-------- Textabschnitt --------

In ihrer Masterarbeit befasst sich Sabrina Catharine Münzer mit den Südtiroler-Siedlungen, die Anfang der 1940er Jahre in Deutschland und Österreich entstanden sind. Abreissen oder erneuern?
Knapp neun Jahrzehnte nach ihrer Errichtung stehen die Südtiroler Siedlungen im Zentrum einer Debatte über den Umgang mit gebauter Geschichte. Entstanden für Familien, die im Zuge des ‹Hitler-Mussolini-Abkommens› aus Südtirol kamen, sind sie stille Zeugen einer Zeit zwischen Vertreibung und Integration. Geprägt von der Gartenstadtbewegung, Einflüssen der damaligen Zeit und den Werten der ‹Stuttgarter Schule› verbinden sie klare Nachbarschaftsstrukturen mit gemeinschaftlich genutzten Freiräumen.

-------- Aufgelistete Zeilen --------

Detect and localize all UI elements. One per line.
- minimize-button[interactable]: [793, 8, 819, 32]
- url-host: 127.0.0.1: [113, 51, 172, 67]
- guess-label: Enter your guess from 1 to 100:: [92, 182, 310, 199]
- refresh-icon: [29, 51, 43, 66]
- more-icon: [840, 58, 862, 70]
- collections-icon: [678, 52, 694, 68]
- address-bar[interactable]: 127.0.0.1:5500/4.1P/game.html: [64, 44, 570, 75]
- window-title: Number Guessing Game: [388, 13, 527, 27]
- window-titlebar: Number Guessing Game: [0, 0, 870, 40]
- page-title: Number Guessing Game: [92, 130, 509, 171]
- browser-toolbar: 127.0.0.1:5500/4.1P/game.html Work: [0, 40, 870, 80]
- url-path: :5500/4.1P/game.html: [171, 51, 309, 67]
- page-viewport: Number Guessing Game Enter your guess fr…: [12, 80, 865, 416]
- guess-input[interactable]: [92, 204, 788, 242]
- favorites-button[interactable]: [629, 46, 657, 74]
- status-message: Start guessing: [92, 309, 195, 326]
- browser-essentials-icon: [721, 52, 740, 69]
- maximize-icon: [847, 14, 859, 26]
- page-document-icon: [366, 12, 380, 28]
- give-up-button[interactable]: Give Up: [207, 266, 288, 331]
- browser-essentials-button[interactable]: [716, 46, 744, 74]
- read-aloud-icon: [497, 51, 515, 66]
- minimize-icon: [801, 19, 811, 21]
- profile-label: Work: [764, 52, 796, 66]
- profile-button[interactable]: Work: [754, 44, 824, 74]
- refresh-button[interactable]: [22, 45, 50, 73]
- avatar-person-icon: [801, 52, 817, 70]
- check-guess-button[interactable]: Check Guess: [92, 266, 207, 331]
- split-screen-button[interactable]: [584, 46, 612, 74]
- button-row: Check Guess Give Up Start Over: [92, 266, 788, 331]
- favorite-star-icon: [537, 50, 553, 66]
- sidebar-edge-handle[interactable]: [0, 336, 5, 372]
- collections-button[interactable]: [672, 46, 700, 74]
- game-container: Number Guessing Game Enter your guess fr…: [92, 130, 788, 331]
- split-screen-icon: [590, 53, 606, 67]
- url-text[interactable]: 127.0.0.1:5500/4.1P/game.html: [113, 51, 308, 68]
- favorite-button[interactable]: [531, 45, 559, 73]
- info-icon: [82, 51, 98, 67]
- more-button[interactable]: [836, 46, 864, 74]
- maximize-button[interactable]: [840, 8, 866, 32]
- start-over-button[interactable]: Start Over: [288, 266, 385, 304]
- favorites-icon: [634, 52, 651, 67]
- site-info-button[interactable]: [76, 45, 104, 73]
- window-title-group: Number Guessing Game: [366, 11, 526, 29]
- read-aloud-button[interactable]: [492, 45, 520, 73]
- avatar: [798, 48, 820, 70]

--------

### Aufgabe 1
Zähl aus dem Textabschnitt alles auf, wovon die Südtiroler Siedlungen geprägt sind.
### Aufgabe 2
Stimmen diese Aussagen mit dem Textabschnitt überein? Antworte jeweils mit Ja oder Nein und zitiere die entscheidenden Worte.
(a) Die Siedlungen entstanden Anfang der 1940er Jahre in Deutschland und Österreich.
(b) Die Siedlungen wurden für Familien gebaut, die nach Südtirol zogen.
(c) Die Freiräume der Siedlungen werden nur privat genutzt.
### Aufgabe 3
Schreib aus dem Textabschnitt die Stelle von „In ihrer Masterarbeit“ bis einschließlich „gemeinschaftlich genutzten Freiräumen.“ wortgetreu ab.
Die Zeilen braucht man hier nicht.

### Komplette Antwort 1
- die Gartenstadtbewegung
- Einflüsse der damaligen Zeit
- die Werte der ‹Stuttgarter Schule›

### Komplette Antwort 2
(a) Ja: „die Anfang der 1940er Jahre in Deutschland und Österreich entstanden sind“
(b) Nein: „Entstanden für Familien, die im Zuge des ‹Hitler-Mussolini-Abkommens› aus Südtirol kamen“
(c) Nein: „verbinden sie klare Nachbarschaftsstrukturen mit gemeinschaftlich genutzten Freiräumen“

### Komplette Antwort 3
In ihrer Masterarbeit befasst sich Sabrina Catharine Münzer mit den Südtiroler-Siedlungen, die Anfang der 1940er Jahre in Deutschland und Österreich entstanden sind. Abreissen oder erneuern?
Knapp neun Jahrzehnte nach ihrer Errichtung stehen die Südtiroler Siedlungen im Zentrum einer Debatte über den Umgang mit gebauter Geschichte. Entstanden für Familien, die im Zuge des ‹Hitler-Mussolini-Abkommens› aus Südtirol kamen, sind sie stille Zeugen einer Zeit zwischen Vertreibung und Integration. Geprägt von der Gartenstadtbewegung, Einflüssen der damaligen Zeit und den Werten der ‹Stuttgarter Schule› verbinden sie klare Nachbarschaftsstrukturen mit gemeinschaftlich genutzten Freiräumen.